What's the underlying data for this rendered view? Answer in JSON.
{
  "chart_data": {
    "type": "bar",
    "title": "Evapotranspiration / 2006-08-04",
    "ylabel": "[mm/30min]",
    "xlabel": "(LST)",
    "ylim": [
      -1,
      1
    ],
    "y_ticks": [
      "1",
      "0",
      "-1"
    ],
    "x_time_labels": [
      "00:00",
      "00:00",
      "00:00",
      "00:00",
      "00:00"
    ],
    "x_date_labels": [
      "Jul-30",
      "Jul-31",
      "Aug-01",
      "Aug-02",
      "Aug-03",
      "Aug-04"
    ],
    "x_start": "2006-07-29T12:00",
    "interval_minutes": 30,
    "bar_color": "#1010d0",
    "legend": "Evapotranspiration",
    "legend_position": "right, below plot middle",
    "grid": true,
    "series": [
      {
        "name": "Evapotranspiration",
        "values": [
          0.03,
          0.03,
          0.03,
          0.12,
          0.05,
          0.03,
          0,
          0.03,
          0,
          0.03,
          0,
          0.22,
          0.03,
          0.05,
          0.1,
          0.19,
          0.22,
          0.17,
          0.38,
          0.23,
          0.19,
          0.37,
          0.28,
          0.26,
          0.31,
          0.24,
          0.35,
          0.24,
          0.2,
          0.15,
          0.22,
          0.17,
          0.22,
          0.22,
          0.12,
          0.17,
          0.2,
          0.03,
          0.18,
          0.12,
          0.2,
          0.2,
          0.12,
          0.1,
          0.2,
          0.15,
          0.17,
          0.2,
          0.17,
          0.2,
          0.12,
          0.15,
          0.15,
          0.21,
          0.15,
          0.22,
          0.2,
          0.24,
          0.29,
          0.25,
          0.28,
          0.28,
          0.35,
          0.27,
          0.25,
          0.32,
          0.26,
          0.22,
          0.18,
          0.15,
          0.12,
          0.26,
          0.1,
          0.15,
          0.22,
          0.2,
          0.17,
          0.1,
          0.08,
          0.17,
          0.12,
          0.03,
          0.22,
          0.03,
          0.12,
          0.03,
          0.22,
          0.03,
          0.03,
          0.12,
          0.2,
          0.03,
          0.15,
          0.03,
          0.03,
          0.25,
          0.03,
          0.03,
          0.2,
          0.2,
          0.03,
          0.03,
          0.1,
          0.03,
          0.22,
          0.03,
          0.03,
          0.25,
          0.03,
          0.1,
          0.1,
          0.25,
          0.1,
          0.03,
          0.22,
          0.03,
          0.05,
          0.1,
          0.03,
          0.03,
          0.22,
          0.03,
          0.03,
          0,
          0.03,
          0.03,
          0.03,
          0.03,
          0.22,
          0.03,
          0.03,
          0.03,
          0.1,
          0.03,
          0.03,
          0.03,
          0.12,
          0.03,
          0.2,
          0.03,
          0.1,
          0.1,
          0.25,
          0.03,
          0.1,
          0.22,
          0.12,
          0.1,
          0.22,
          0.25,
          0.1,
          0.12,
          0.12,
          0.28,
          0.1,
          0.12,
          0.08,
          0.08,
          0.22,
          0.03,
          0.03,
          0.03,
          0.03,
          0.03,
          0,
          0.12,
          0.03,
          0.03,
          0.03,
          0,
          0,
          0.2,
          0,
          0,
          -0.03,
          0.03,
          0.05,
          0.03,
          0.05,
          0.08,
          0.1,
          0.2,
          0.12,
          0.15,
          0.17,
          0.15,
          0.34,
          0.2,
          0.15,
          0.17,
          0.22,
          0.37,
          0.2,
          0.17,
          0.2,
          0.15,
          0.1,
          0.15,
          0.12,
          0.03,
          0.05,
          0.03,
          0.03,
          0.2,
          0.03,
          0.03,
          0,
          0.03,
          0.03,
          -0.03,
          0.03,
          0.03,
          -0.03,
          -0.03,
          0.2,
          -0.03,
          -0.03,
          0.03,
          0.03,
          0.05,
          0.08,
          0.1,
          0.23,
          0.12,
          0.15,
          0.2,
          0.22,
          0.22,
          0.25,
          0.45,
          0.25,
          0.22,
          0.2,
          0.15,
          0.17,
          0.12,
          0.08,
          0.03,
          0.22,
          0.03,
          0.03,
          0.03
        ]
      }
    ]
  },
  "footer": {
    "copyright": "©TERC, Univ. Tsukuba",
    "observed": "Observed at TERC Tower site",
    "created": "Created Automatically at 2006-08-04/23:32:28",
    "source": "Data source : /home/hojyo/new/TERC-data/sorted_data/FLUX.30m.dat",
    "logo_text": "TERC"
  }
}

**TASK PROMPT:**
Please restate the data word for word, every record included.

**SOLUTION:**
What's the underlying data for this rendered view? Answer in JSON.
{
  "chart_data": {
    "type": "bar",
    "title": "Evapotranspiration / 2006-08-04",
    "ylabel": "[mm/30min]",
    "xlabel": "(LST)",
    "ylim": [
      -1,
      1
    ],
    "y_ticks": [
      "1",
      "0",
      "-1"
    ],
    "x_time_labels": [
      "00:00",
      "00:00",
      "00:00",
      "00:00",
      "00:00"
    ],
    "x_date_labels": [
      "Jul-30",
      "Jul-31",
      "Aug-01",
      "Aug-02",
      "Aug-03",
      "Aug-04"
    ],
    "x_start": "2006-07-29T12:00",
    "interval_minutes": 30,
    "bar_color": "#1010d0",
    "legend": "Evapotranspiration",
    "legend_position": "right, below plot middle",
    "grid": true,
    "series": [
      {
        "name": "Evapotranspiration",
        "values": [
          0.03,
          0.03,
          0.03,
          0.12,
          0.05,
          0.03,
          0,
          0.03,
          0,
          0.03,
          0,
          0.22,
          0.03,
          0.05,
          0.1,
          0.19,
          0.22,
          0.17,
          0.38,
          0.23,
          0.19,
          0.37,
          0.28,
          0.26,
          0.31,
          0.24,
          0.35,
          0.24,
          0.2,
          0.15,
          0.22,
          0.17,
          0.22,
          0.22,
          0.12,
          0.17,
          0.2,
          0.03,
          0.18,
          0.12,
          0.2,
          0.2,
          0.12,
          0.1,
          0.2,
          0.15,
          0.17,
          0.2,
          0.17,
          0.2,
          0.12,
          0.15,
          0.15,
          0.21,
          0.15,
          0.22,
          0.2,
          0.24,
          0.29,
          0.25,
          0.28,
          0.28,
          0.35,
          0.27,
          0.25,
          0.32,
          0.26,
          0.22,
          0.18,
          0.15,
          0.12,
          0.26,
          0.1,
          0.15,
          0.22,
          0.2,
          0.17,
          0.1,
          0.08,
          0.17,
          0.12,
          0.03,
          0.22,
          0.03,
          0.12,
          0.03,
          0.22,
          0.03,
          0.03,
          0.12,
          0.2,
          0.03,
          0.15,
          0.03,
          0.03,
          0.25,
          0.03,
          0.03,
          0.2,
          0.2,
          0.03,
          0.03,
          0.1,
          0.03,
          0.22,
          0.03,
          0.03,
          0.25,
          0.03,
          0.1,
          0.1,
          0.25,
          0.1,
          0.03,
          0.22,
          0.03,
          0.05,
          0.1,
          0.03,
          0.03,
          0.22,
          0.03,
          0.03,
          0,
          0.03,
          0.03,
          0.03,
          0.03,
          0.22,
          0.03,
          0.03,
          0.03,
          0.1,
          0.03,
          0.03,
          0.03,
          0.12,
          0.03,
          0.2,
          0.03,
          0.1,
          0.1,
          0.25,
          0.03,
          0.1,
          0.22,
          0.12,
          0.1,
          0.22,
          0.25,
          0.1,
          0.12,
          0.12,
          0.28,
          0.1,
          0.12,
          0.08,
          0.08,
          0.22,
          0.03,
          0.03,
          0.03,
          0.03,
          0.03,
          0,
          0.12,
          0.03,
          0.03,
          0.03,
          0,
          0,
          0.2,
          0,
          0,
          -0.03,
          0.03,
          0.05,
          0.03,
          0.05,
          0.08,
          0.1,
          0.2,
          0.12,
          0.15,
          0.17,
          0.15,
          0.34,
          0.2,
          0.15,
          0.17,
          0.22,
          0.37,
          0.2,
          0.17,
          0.2,
          0.15,
          0.1,
          0.15,
          0.12,
          0.03,
          0.05,
          0.03,
          0.03,
          0.2,
          0.03,
          0.03,
          0,
          0.03,
          0.03,
          -0.03,
          0.03,
          0.03,
          -0.03,
          -0.03,
          0.2,
          -0.03,
          -0.03,
          0.03,
          0.03,
          0.05,
          0.08,
          0.1,
          0.23,
          0.12,
          0.15,
          0.2,
          0.22,
          0.22,
          0.25,
          0.45,
          0.25,
          0.22,
          0.2,
          0.15,
          0.17,
          0.12,
          0.08,
          0.03,
          0.22,
          0.03,
          0.03,
          0.03
        ]
      }
    ]
  },
  "footer": {
    "copyright": "©TERC, Univ. Tsukuba",
    "observed": "Observed at TERC Tower site",
    "created": "Created Automatically at 2006-08-04/23:32:28",
    "source": "Data source : /home/hojyo/new/TERC-data/sorted_data/FLUX.30m.dat",
    "logo_text": "TERC"
  }
}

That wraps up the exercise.